Problem statement.
Copy out each line of the data that holds the word "Cr₂O₃".

Records shown.
□ □ □ □
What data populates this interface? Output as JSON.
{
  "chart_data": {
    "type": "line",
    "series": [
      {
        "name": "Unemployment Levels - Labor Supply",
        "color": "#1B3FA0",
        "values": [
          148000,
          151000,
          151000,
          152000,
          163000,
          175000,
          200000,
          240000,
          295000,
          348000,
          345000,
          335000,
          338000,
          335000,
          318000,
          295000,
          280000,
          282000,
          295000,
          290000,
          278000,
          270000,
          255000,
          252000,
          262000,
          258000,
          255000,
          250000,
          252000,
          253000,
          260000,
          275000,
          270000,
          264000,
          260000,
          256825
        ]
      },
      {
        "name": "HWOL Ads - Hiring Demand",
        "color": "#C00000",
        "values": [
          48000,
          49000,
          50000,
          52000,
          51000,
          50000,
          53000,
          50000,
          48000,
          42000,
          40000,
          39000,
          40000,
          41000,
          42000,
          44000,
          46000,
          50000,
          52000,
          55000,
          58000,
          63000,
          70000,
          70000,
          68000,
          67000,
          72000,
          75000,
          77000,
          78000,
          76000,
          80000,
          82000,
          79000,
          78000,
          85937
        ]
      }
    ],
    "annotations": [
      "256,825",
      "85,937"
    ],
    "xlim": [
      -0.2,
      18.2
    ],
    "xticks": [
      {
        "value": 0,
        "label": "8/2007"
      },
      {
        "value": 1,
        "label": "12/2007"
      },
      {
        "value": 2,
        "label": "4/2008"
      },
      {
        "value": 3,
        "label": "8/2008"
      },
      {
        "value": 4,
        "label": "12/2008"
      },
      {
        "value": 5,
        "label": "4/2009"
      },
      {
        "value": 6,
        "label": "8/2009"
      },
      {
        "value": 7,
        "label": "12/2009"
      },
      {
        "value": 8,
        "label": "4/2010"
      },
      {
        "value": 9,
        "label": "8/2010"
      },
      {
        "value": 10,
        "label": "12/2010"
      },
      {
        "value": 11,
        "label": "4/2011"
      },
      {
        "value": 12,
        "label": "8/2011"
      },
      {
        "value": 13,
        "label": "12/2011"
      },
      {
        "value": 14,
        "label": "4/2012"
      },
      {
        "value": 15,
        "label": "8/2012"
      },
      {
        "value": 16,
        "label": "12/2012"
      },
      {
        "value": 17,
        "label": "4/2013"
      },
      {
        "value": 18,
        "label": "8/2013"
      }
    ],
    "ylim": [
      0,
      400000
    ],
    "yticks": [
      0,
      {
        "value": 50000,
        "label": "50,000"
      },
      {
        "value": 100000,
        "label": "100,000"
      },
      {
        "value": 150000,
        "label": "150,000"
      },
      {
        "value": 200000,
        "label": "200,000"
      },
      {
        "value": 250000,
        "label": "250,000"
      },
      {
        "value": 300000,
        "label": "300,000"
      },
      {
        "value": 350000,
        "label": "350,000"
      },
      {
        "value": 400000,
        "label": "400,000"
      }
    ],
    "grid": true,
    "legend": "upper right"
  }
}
□ □ □ □
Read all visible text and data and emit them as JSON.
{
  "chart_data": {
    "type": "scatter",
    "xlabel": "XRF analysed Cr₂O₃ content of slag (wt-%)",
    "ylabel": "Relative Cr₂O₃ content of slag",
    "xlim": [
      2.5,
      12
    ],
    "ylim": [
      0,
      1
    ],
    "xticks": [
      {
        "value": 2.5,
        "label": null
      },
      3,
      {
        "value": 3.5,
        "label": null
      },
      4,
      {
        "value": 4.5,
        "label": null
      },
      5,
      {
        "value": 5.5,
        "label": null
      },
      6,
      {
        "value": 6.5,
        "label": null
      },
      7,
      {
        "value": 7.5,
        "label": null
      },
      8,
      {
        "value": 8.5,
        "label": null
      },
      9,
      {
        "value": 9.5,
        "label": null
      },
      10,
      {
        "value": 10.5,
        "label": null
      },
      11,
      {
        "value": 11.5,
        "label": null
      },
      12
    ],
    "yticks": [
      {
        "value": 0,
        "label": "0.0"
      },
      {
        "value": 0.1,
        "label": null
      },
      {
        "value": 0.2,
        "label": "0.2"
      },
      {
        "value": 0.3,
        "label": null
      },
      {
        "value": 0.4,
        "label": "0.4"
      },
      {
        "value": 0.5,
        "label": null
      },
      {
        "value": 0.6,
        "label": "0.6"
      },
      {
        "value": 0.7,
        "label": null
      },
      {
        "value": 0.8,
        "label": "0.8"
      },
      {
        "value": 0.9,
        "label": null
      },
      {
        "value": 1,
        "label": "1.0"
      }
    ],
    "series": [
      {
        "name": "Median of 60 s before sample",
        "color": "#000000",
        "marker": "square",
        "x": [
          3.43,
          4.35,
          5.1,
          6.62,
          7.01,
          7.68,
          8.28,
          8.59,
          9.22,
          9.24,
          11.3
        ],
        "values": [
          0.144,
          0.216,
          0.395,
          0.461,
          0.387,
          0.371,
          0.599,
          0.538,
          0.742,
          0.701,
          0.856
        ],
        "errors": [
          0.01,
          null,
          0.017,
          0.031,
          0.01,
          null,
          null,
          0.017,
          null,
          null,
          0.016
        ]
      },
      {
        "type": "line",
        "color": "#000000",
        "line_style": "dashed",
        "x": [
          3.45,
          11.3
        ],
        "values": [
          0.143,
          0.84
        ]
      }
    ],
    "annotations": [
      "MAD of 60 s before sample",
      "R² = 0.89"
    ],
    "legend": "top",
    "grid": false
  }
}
□ □ □ □
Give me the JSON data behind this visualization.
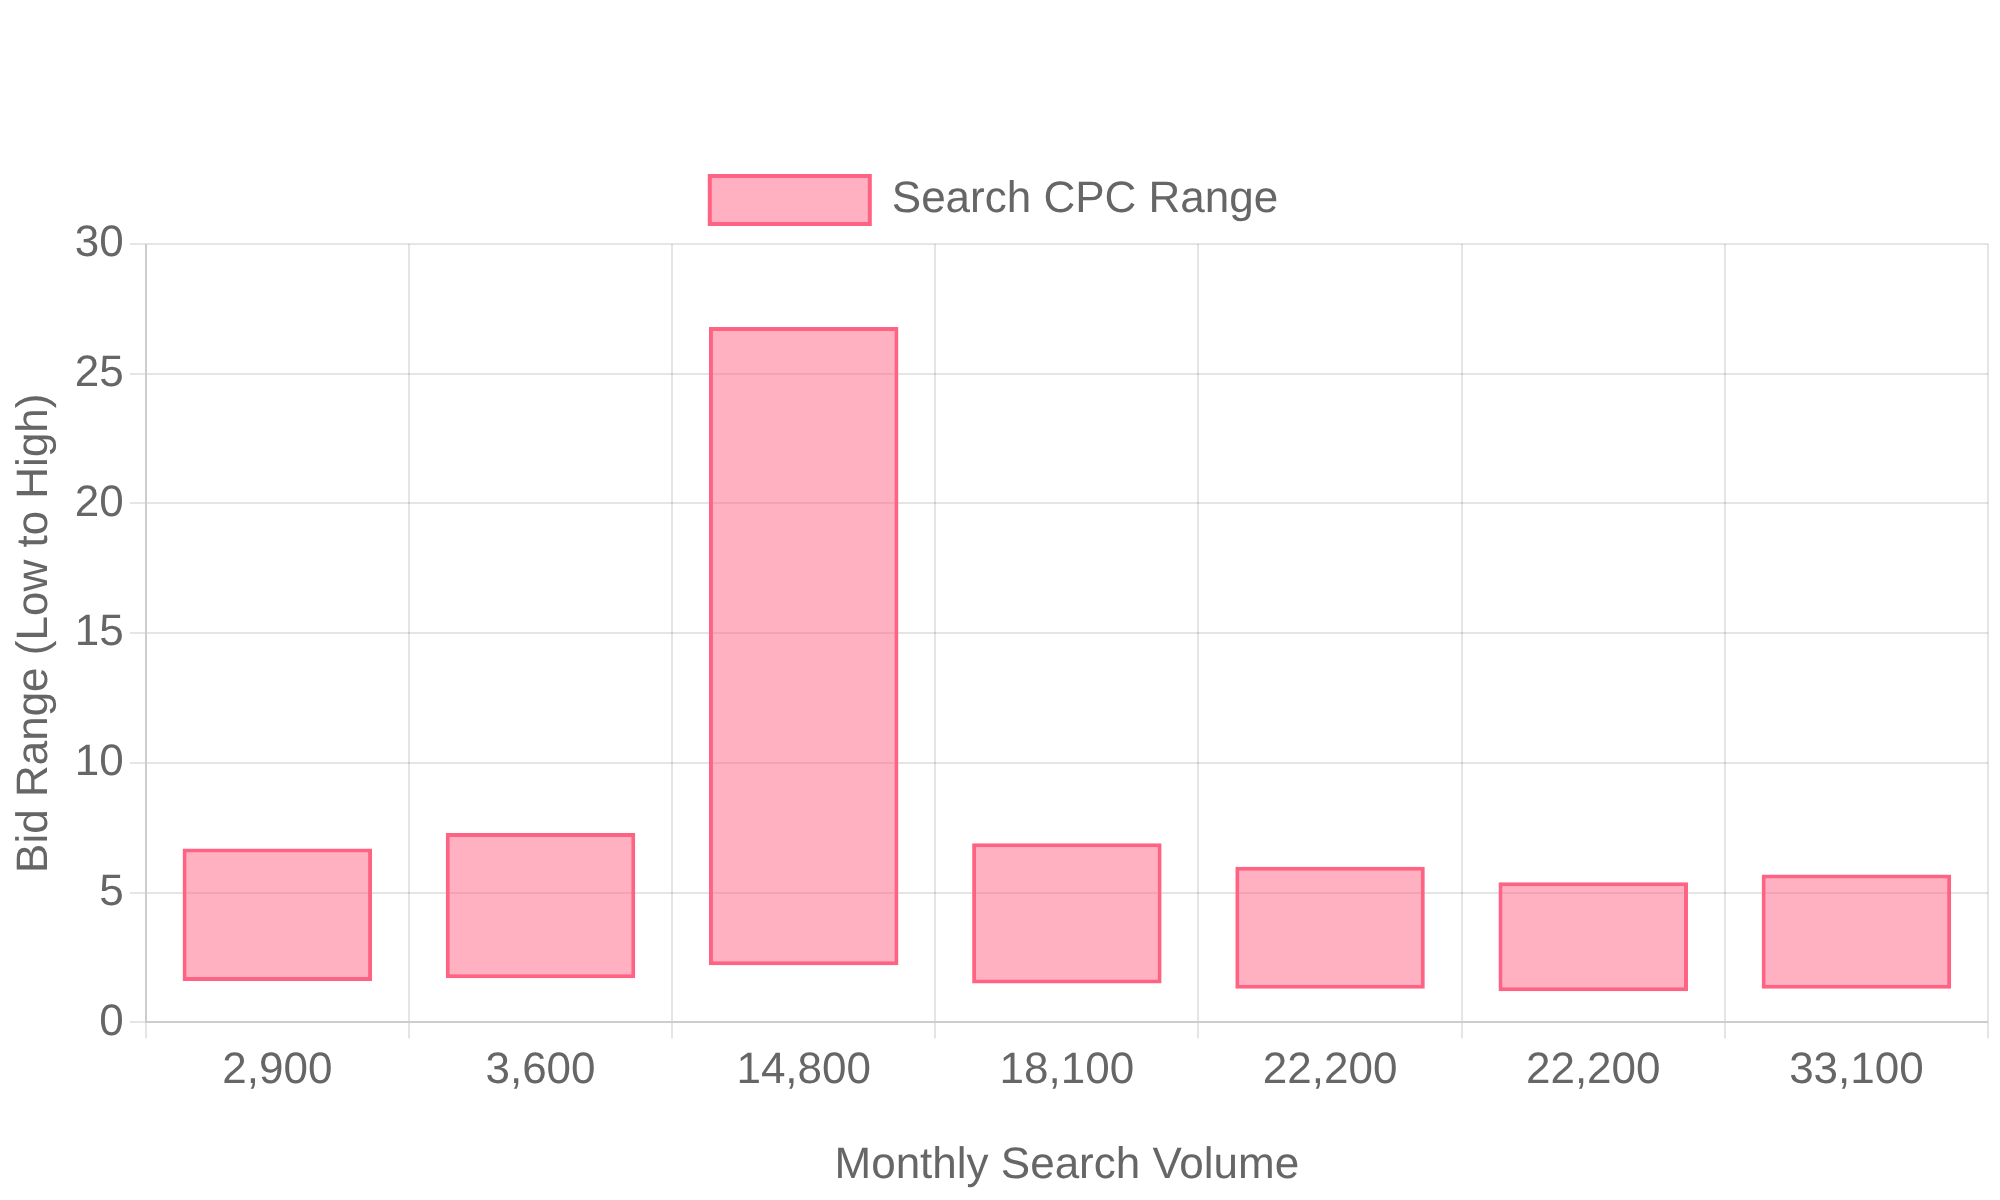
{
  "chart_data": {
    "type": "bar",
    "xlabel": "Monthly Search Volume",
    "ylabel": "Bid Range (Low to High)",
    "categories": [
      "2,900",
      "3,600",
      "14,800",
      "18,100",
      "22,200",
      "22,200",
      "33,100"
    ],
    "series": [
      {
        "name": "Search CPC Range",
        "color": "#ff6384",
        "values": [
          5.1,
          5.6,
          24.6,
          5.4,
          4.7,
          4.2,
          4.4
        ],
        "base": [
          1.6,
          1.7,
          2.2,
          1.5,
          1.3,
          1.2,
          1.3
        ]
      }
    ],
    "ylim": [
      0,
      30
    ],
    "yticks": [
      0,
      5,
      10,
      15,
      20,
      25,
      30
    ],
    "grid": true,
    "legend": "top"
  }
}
□ □ □ □
Answer to this problem.
    "xlabel": "XRF analysed Cr₂O₃ content of slag (wt-%)",
    "ylabel": "Relative Cr₂O₃ content of slag",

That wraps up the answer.